──────── EXERCISE MATERIALS ────────

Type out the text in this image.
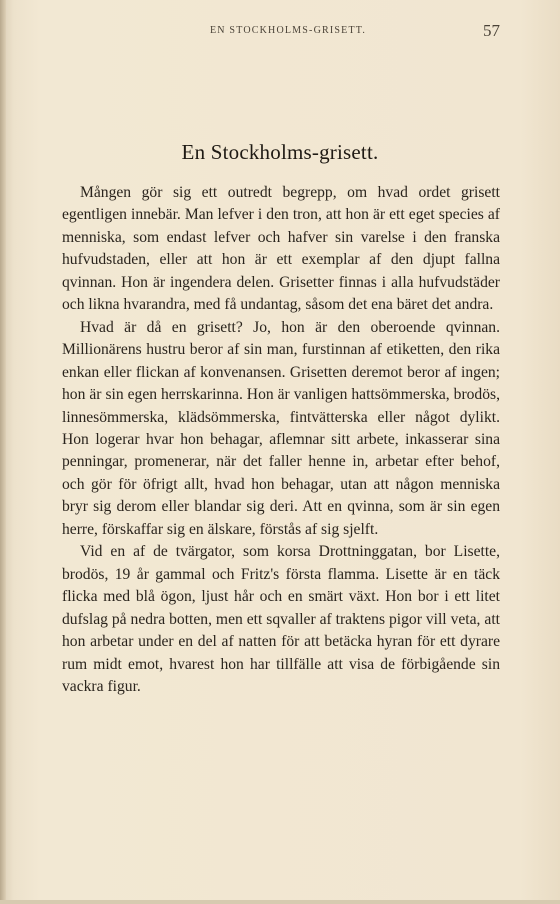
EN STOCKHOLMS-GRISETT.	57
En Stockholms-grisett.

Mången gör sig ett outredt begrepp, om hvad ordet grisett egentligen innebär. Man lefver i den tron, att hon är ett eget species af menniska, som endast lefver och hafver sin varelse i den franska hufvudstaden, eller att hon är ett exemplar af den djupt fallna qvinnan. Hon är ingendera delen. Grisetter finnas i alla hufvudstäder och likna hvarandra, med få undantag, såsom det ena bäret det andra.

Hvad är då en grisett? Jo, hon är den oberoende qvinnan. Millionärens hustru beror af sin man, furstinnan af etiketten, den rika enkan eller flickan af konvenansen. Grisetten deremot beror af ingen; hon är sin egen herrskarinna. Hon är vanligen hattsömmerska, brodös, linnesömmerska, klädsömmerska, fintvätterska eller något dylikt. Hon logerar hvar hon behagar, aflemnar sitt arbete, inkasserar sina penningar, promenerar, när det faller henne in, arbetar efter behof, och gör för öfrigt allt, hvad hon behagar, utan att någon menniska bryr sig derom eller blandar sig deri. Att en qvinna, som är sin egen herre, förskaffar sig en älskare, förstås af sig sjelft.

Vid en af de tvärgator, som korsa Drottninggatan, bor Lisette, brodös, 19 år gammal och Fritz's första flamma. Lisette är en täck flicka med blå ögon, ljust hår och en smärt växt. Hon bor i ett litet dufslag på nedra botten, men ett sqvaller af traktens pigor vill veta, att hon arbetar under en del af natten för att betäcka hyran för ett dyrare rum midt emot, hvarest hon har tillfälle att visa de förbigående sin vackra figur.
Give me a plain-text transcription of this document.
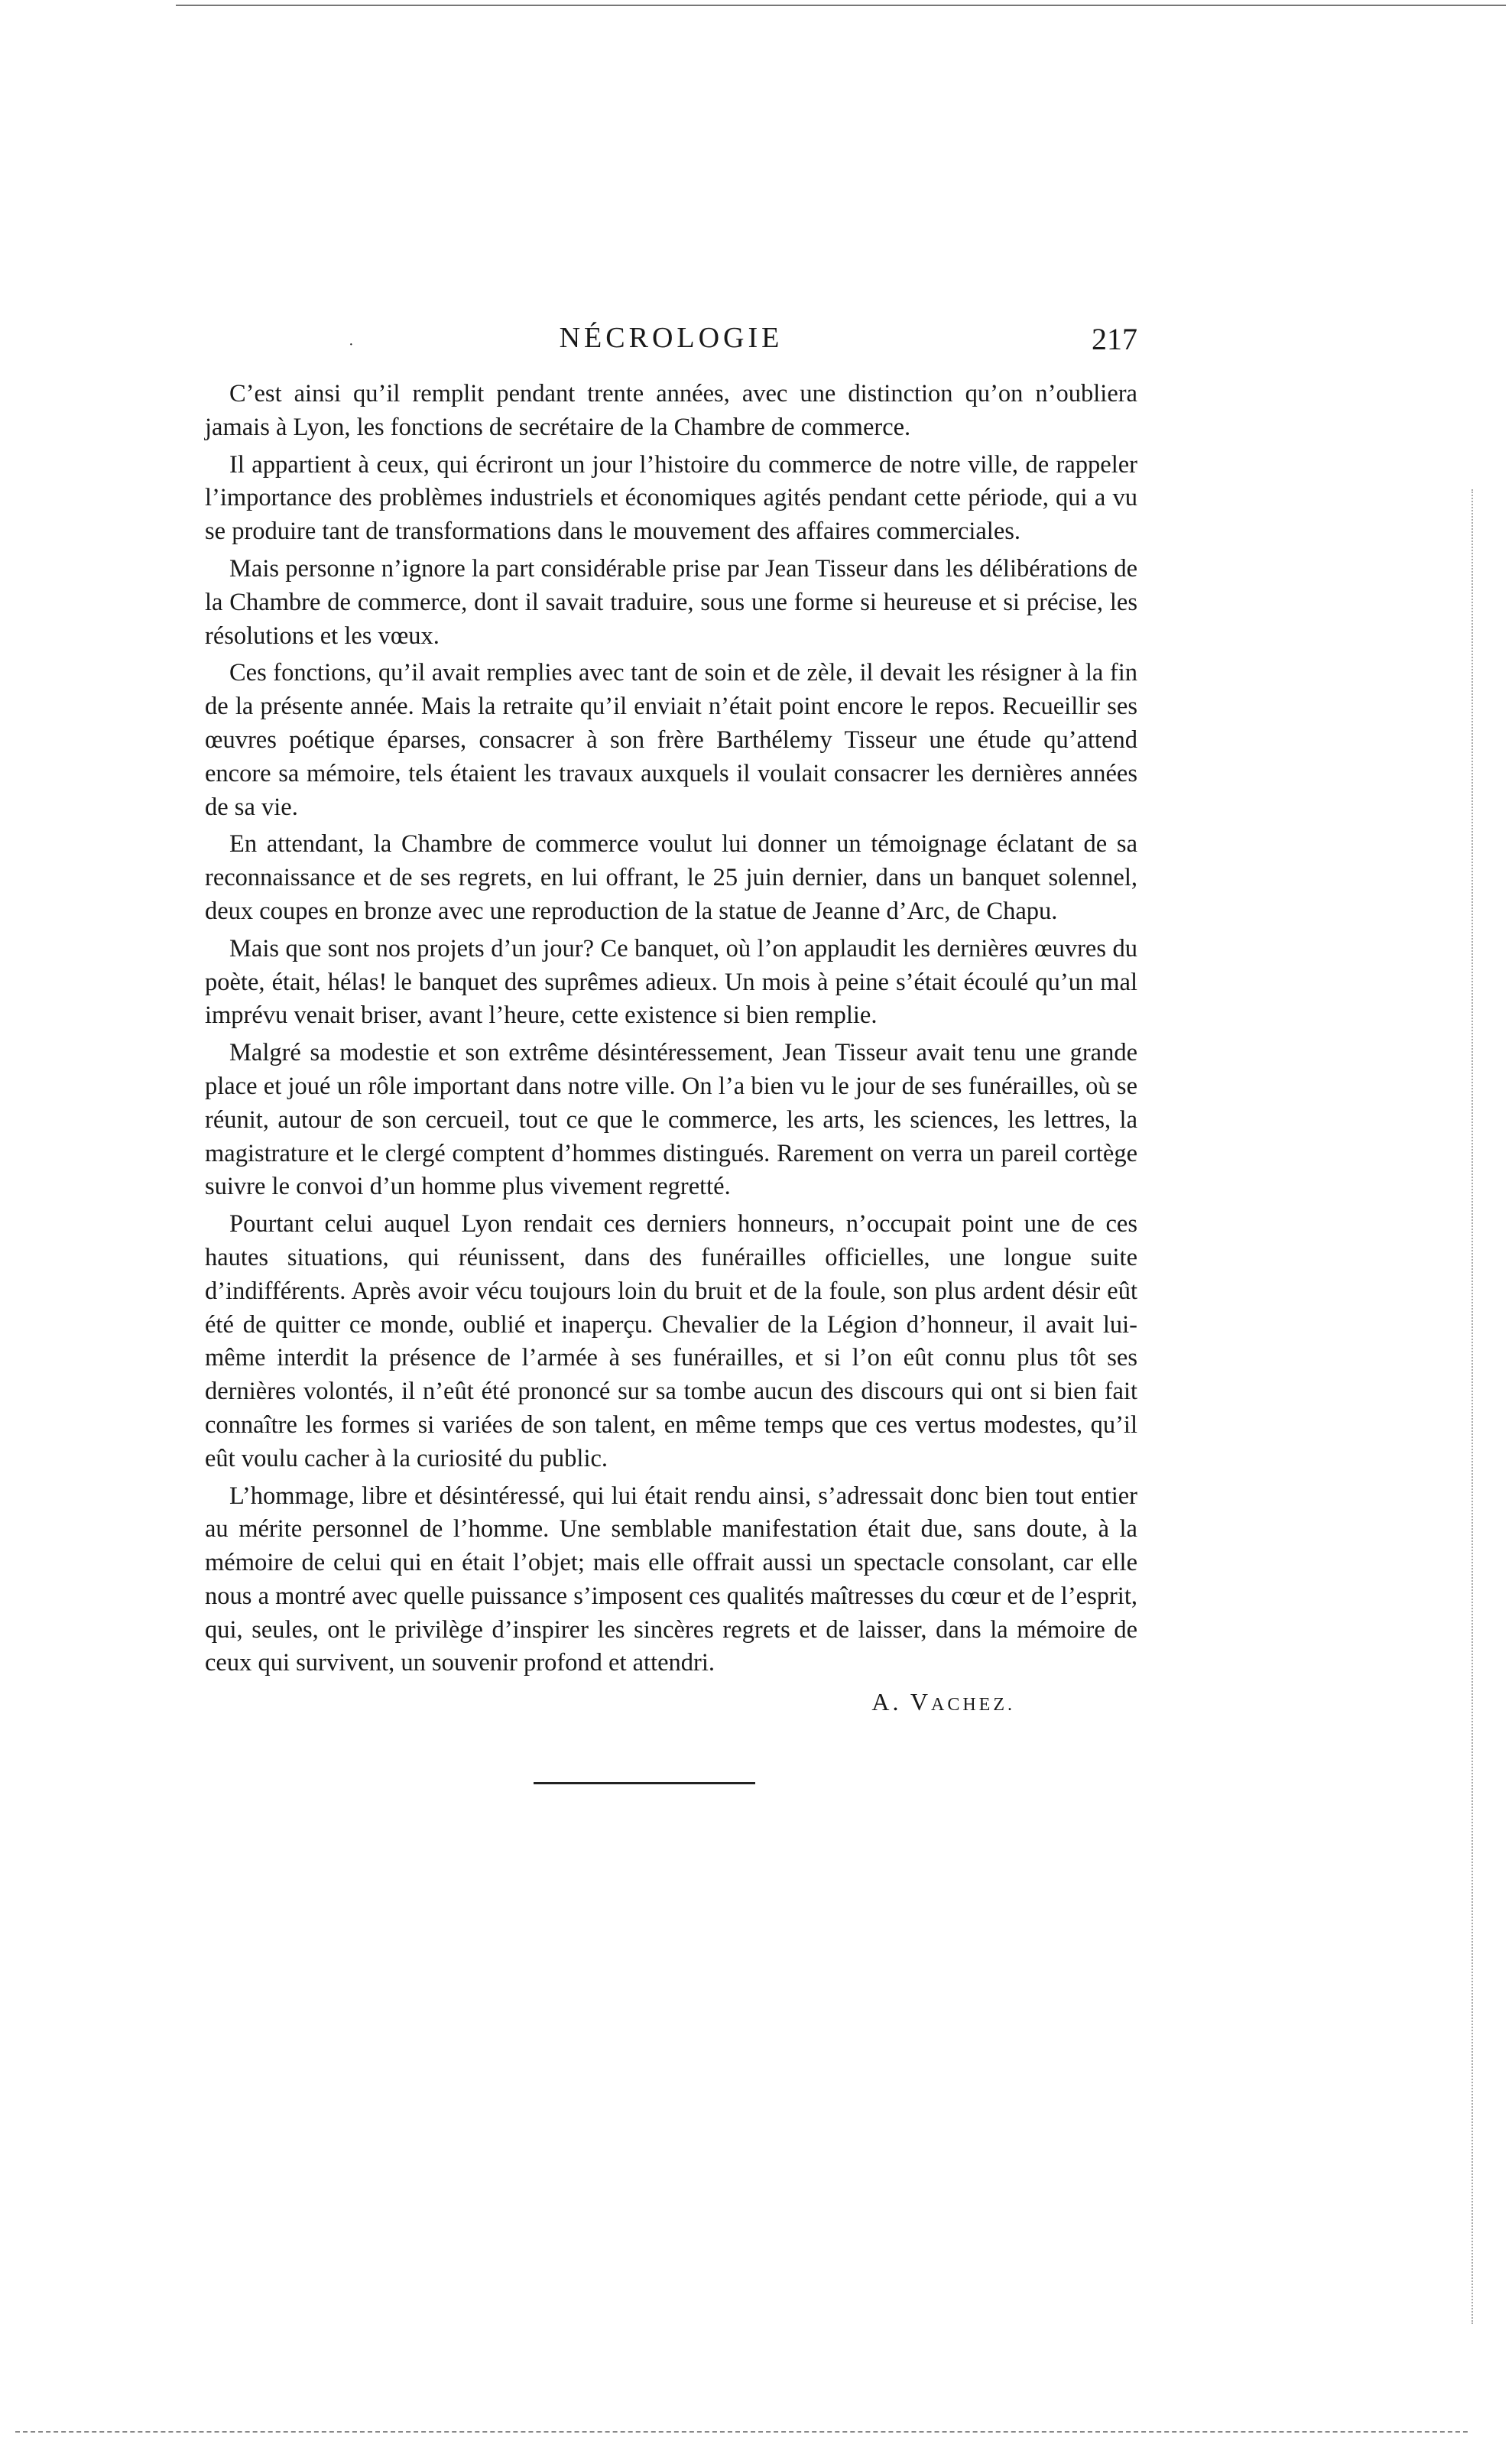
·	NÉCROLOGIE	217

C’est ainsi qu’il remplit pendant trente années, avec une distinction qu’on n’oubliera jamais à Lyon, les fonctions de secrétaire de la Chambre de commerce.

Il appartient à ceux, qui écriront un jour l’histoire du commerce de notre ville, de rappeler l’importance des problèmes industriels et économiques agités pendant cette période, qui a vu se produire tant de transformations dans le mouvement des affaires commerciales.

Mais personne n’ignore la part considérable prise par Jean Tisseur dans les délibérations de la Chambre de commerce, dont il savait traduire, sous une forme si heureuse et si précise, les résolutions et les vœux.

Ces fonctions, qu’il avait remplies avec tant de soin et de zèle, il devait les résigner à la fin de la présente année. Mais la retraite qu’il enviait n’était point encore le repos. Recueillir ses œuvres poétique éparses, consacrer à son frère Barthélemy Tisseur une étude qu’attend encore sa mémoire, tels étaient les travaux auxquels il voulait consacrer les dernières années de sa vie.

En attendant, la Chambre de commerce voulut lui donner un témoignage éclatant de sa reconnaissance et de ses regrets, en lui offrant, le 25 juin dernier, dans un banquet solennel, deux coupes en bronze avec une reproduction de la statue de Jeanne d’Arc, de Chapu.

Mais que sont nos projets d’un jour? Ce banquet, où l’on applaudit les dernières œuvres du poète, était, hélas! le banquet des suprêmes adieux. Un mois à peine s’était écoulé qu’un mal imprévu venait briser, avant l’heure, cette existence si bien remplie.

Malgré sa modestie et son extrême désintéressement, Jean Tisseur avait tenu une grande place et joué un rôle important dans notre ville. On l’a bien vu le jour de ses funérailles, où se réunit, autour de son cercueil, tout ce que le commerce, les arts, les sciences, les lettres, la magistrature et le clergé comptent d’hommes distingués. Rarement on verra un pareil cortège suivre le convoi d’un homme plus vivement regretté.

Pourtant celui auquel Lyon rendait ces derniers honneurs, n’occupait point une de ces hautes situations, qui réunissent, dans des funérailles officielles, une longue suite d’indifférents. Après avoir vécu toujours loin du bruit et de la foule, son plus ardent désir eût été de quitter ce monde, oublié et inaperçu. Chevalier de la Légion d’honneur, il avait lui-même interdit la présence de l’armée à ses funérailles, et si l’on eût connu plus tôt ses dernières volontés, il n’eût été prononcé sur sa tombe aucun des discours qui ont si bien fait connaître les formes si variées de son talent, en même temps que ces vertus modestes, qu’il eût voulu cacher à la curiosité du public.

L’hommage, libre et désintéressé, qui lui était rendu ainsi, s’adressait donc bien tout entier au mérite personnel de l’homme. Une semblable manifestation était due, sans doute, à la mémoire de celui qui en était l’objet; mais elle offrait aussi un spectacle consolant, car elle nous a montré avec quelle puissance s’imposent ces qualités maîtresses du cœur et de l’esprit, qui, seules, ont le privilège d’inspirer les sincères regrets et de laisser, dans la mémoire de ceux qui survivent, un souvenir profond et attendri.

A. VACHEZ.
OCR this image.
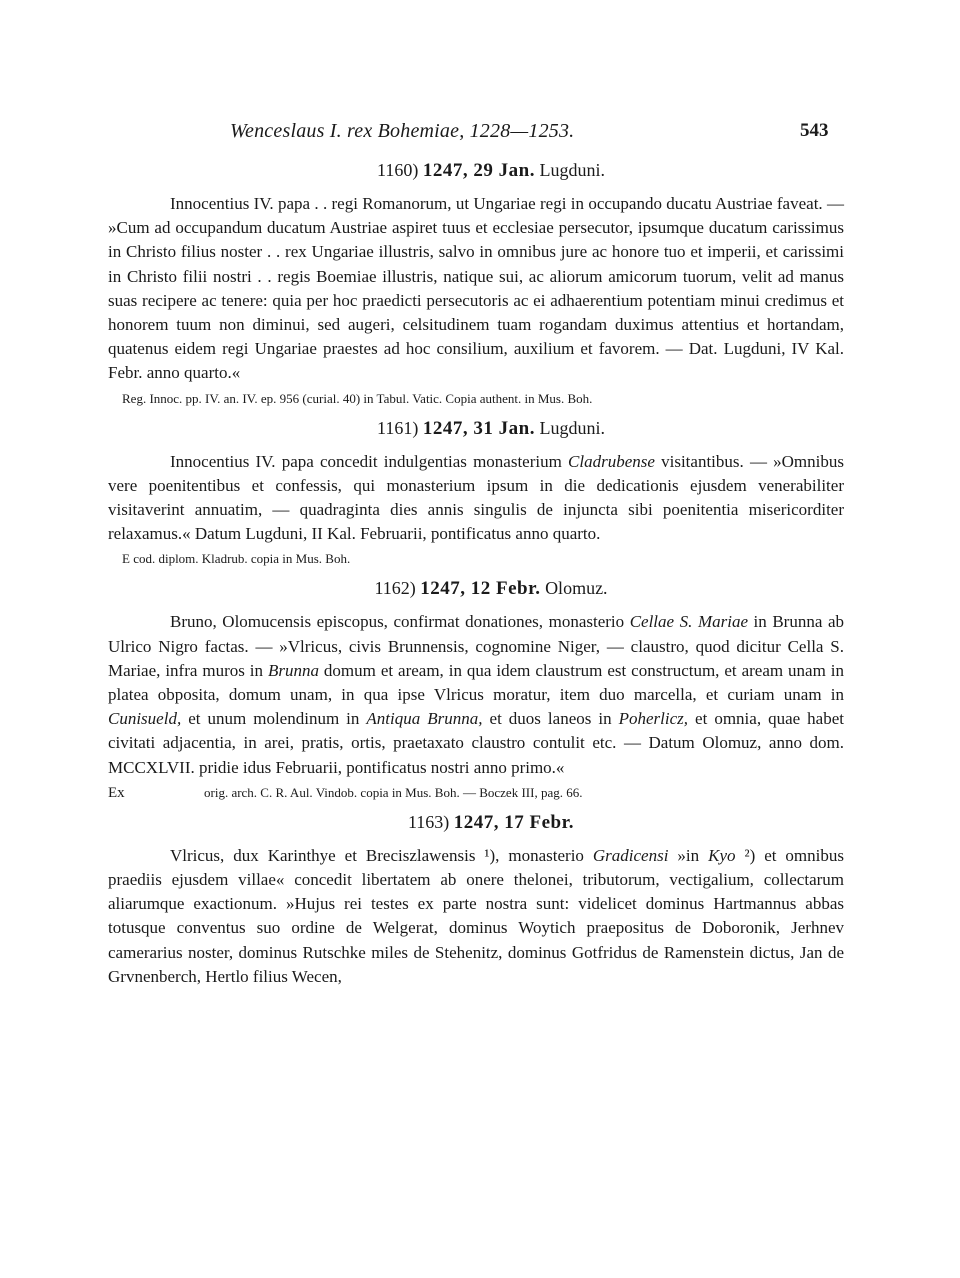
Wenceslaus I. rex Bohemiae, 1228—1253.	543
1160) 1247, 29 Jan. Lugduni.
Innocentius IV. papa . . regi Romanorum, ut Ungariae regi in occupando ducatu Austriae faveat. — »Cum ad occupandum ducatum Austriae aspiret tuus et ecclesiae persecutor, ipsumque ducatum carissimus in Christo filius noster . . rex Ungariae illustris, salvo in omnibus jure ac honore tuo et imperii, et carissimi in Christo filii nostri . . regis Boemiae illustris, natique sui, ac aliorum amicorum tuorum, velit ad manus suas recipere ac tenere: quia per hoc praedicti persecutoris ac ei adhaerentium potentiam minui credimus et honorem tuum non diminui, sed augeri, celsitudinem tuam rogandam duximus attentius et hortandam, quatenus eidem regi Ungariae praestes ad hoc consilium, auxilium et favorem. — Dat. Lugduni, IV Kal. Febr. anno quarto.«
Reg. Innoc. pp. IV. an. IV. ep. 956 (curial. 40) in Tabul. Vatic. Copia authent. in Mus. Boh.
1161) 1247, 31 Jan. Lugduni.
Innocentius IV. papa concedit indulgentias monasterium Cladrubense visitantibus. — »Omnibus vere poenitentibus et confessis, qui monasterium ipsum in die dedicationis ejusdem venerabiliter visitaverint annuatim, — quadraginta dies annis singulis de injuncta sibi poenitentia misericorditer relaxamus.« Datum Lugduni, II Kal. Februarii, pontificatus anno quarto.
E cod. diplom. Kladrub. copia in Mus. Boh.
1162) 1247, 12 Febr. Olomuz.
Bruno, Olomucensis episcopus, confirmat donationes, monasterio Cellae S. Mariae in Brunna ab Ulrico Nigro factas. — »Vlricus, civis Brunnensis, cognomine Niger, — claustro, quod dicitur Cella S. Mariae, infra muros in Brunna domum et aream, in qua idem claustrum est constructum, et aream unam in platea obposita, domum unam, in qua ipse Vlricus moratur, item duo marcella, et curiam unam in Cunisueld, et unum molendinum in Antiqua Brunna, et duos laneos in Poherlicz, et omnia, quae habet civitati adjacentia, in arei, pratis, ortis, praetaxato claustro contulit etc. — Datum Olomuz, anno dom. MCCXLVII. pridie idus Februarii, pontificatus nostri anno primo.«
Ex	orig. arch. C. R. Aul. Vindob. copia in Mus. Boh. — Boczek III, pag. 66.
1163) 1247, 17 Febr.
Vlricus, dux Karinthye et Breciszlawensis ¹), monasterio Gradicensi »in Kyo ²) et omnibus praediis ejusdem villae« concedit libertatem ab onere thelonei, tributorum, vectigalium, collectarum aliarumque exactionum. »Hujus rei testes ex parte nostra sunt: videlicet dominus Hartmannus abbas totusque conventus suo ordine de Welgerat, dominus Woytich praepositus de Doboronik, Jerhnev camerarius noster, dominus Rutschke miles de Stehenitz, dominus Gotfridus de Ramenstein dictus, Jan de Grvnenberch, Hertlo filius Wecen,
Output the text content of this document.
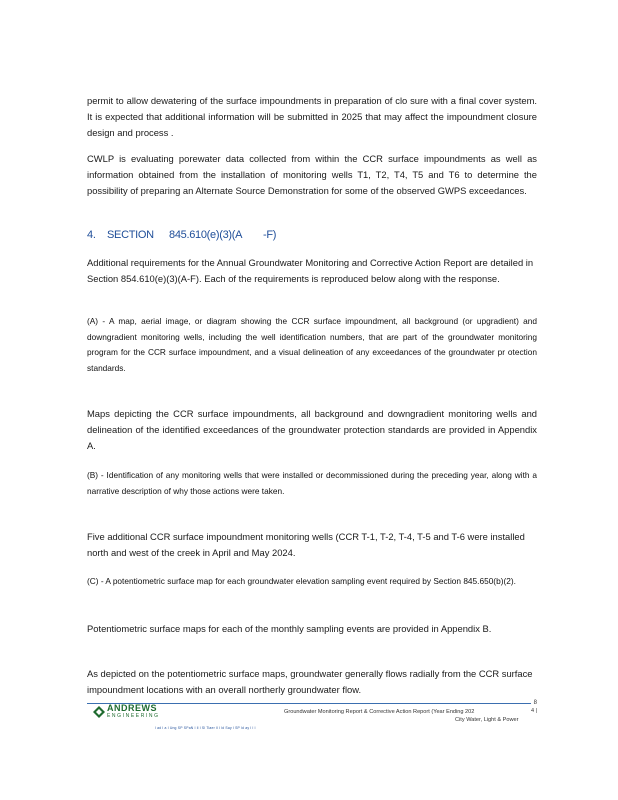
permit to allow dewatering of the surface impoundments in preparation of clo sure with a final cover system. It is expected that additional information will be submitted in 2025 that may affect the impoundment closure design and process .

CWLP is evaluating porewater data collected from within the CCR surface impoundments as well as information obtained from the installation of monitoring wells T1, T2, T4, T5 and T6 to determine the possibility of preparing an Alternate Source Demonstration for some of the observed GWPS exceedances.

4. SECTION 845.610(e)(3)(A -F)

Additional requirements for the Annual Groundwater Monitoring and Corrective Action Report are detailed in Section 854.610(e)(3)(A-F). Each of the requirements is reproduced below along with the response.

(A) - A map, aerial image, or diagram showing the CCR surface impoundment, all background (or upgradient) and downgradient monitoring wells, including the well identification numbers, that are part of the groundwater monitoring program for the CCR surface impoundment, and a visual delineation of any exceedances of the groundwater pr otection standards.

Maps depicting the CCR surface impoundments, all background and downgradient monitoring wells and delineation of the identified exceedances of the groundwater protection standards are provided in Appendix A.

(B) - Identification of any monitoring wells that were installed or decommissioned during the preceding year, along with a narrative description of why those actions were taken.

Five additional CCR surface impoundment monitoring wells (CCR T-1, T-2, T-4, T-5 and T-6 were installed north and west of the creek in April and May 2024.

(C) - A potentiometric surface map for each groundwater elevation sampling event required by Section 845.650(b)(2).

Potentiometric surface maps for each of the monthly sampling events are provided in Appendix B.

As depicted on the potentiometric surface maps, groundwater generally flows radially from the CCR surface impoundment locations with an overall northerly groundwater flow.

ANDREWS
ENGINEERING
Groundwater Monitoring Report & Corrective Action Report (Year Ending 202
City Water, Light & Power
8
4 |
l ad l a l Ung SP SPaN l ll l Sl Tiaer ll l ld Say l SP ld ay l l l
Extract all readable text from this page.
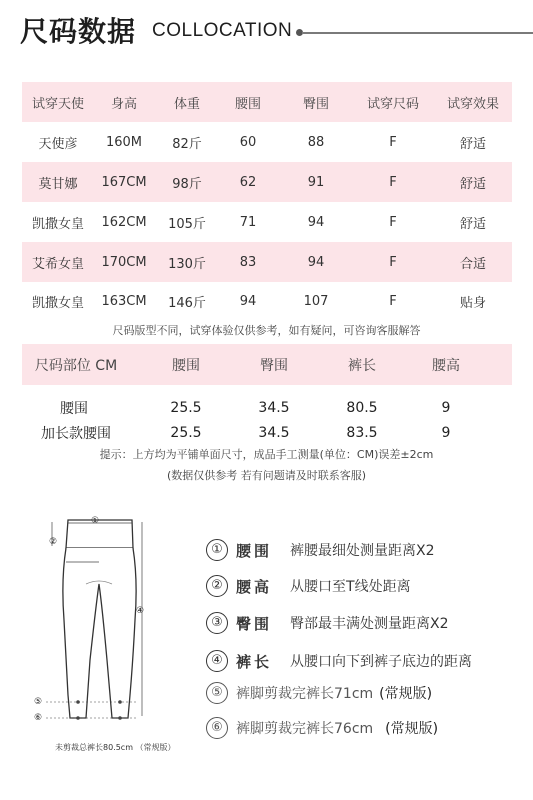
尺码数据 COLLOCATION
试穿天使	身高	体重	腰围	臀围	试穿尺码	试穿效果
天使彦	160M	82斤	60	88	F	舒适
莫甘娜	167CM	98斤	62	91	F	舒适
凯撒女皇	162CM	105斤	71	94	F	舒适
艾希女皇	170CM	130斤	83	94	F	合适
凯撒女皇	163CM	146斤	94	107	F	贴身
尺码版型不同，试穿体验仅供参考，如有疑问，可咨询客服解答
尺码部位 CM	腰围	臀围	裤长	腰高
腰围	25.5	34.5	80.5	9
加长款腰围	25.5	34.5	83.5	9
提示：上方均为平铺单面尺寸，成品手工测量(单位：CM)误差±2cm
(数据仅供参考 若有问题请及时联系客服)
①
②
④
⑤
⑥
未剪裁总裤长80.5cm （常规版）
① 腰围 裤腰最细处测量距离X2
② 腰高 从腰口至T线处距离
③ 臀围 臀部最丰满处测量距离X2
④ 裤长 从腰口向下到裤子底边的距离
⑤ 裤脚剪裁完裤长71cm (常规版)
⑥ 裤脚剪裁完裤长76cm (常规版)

────────

Looking at the listing above, count the lines that contain "installed" and give nothing but the number.

SOLUTION BELOW => 2